━━━━━ Input data

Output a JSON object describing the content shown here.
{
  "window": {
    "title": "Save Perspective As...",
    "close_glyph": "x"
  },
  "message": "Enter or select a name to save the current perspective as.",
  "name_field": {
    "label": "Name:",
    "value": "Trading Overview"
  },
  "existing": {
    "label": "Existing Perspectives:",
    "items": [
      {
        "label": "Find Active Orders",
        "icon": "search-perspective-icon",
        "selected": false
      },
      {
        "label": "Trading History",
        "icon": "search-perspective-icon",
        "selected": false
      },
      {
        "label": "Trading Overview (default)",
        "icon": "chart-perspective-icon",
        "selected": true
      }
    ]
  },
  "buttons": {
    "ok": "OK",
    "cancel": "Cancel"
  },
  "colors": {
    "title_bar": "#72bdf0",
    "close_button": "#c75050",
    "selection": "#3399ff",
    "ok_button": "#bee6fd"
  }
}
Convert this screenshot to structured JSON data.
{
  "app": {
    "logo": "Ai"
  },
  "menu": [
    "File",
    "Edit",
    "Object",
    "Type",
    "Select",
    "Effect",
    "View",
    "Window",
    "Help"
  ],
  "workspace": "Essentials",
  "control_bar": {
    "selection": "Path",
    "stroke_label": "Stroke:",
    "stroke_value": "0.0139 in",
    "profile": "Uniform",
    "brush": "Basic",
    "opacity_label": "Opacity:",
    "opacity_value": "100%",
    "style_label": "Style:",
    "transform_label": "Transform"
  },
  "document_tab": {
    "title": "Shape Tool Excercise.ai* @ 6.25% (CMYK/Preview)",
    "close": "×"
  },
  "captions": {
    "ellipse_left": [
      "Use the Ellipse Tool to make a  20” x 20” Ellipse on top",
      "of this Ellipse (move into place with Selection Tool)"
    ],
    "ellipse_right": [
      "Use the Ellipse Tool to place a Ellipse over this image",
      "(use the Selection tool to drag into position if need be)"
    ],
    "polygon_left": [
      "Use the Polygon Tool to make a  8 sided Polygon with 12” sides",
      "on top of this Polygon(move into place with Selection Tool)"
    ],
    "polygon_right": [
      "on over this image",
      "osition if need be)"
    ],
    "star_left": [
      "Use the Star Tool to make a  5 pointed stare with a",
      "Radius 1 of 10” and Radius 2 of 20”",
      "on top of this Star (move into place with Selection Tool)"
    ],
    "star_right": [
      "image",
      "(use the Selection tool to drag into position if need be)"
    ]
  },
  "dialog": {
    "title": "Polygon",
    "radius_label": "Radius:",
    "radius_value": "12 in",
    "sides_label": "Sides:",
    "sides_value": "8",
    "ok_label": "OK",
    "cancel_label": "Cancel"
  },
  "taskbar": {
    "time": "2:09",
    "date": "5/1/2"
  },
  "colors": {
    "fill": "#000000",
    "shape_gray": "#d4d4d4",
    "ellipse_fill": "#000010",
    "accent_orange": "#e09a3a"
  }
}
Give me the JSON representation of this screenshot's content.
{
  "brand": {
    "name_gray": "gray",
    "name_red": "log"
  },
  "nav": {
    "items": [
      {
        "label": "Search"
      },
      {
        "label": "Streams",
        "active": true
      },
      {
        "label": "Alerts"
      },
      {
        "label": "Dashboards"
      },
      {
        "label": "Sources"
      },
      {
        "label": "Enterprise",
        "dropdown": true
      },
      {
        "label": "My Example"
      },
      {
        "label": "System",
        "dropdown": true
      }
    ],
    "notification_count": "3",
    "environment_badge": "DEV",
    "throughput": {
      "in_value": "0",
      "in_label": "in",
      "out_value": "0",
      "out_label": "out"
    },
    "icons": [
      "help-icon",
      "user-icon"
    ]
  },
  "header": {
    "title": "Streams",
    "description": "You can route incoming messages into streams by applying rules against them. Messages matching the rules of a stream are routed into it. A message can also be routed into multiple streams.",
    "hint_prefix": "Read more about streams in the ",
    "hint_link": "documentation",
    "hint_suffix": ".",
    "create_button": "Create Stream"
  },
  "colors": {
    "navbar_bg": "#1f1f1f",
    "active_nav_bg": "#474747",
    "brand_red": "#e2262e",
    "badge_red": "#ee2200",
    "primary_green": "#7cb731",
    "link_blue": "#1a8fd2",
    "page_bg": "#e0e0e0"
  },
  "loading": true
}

━━━━━━━━━━

* [Directions] Please repeat the listing exactly, with nothing left out.

* [Final answer]
Output a JSON object describing the content shown here.
{
  "window": {
    "title": "Save Perspective As...",
    "close_glyph": "x"
  },
  "message": "Enter or select a name to save the current perspective as.",
  "name_field": {
    "label": "Name:",
    "value": "Trading Overview"
  },
  "existing": {
    "label": "Existing Perspectives:",
    "items": [
      {
        "label": "Find Active Orders",
        "icon": "search-perspective-icon",
        "selected": false
      },
      {
        "label": "Trading History",
        "icon": "search-perspective-icon",
        "selected": false
      },
      {
        "label": "Trading Overview (default)",
        "icon": "chart-perspective-icon",
        "selected": true
      }
    ]
  },
  "buttons": {
    "ok": "OK",
    "cancel": "Cancel"
  },
  "colors": {
    "title_bar": "#72bdf0",
    "close_button": "#c75050",
    "selection": "#3399ff",
    "ok_button": "#bee6fd"
  }
}
Convert this screenshot to structured JSON data.
{
  "app": {
    "logo": "Ai"
  },
  "menu": [
    "File",
    "Edit",
    "Object",
    "Type",
    "Select",
    "Effect",
    "View",
    "Window",
    "Help"
  ],
  "workspace": "Essentials",
  "control_bar": {
    "selection": "Path",
    "stroke_label": "Stroke:",
    "stroke_value": "0.0139 in",
    "profile": "Uniform",
    "brush": "Basic",
    "opacity_label": "Opacity:",
    "opacity_value": "100%",
    "style_label": "Style:",
    "transform_label": "Transform"
  },
  "document_tab": {
    "title": "Shape Tool Excercise.ai* @ 6.25% (CMYK/Preview)",
    "close": "×"
  },
  "captions": {
    "ellipse_left": [
      "Use the Ellipse Tool to make a  20” x 20” Ellipse on top",
      "of this Ellipse (move into place with Selection Tool)"
    ],
    "ellipse_right": [
      "Use the Ellipse Tool to place a Ellipse over this image",
      "(use the Selection tool to drag into position if need be)"
    ],
    "polygon_left": [
      "Use the Polygon Tool to make a  8 sided Polygon with 12” sides",
      "on top of this Polygon(move into place with Selection Tool)"
    ],
    "polygon_right": [
      "on over this image",
      "osition if need be)"
    ],
    "star_left": [
      "Use the Star Tool to make a  5 pointed stare with a",
      "Radius 1 of 10” and Radius 2 of 20”",
      "on top of this Star (move into place with Selection Tool)"
    ],
    "star_right": [
      "image",
      "(use the Selection tool to drag into position if need be)"
    ]
  },
  "dialog": {
    "title": "Polygon",
    "radius_label": "Radius:",
    "radius_value": "12 in",
    "sides_label": "Sides:",
    "sides_value": "8",
    "ok_label": "OK",
    "cancel_label": "Cancel"
  },
  "taskbar": {
    "time": "2:09",
    "date": "5/1/2"
  },
  "colors": {
    "fill": "#000000",
    "shape_gray": "#d4d4d4",
    "ellipse_fill": "#000010",
    "accent_orange": "#e09a3a"
  }
}
Give me the JSON representation of this screenshot's content.
{
  "brand": {
    "name_gray": "gray",
    "name_red": "log"
  },
  "nav": {
    "items": [
      {
        "label": "Search"
      },
      {
        "label": "Streams",
        "active": true
      },
      {
        "label": "Alerts"
      },
      {
        "label": "Dashboards"
      },
      {
        "label": "Sources"
      },
      {
        "label": "Enterprise",
        "dropdown": true
      },
      {
        "label": "My Example"
      },
      {
        "label": "System",
        "dropdown": true
      }
    ],
    "notification_count": "3",
    "environment_badge": "DEV",
    "throughput": {
      "in_value": "0",
      "in_label": "in",
      "out_value": "0",
      "out_label": "out"
    },
    "icons": [
      "help-icon",
      "user-icon"
    ]
  },
  "header": {
    "title": "Streams",
    "description": "You can route incoming messages into streams by applying rules against them. Messages matching the rules of a stream are routed into it. A message can also be routed into multiple streams.",
    "hint_prefix": "Read more about streams in the ",
    "hint_link": "documentation",
    "hint_suffix": ".",
    "create_button": "Create Stream"
  },
  "colors": {
    "navbar_bg": "#1f1f1f",
    "active_nav_bg": "#474747",
    "brand_red": "#e2262e",
    "badge_red": "#ee2200",
    "primary_green": "#7cb731",
    "link_blue": "#1a8fd2",
    "page_bg": "#e0e0e0"
  },
  "loading": true
}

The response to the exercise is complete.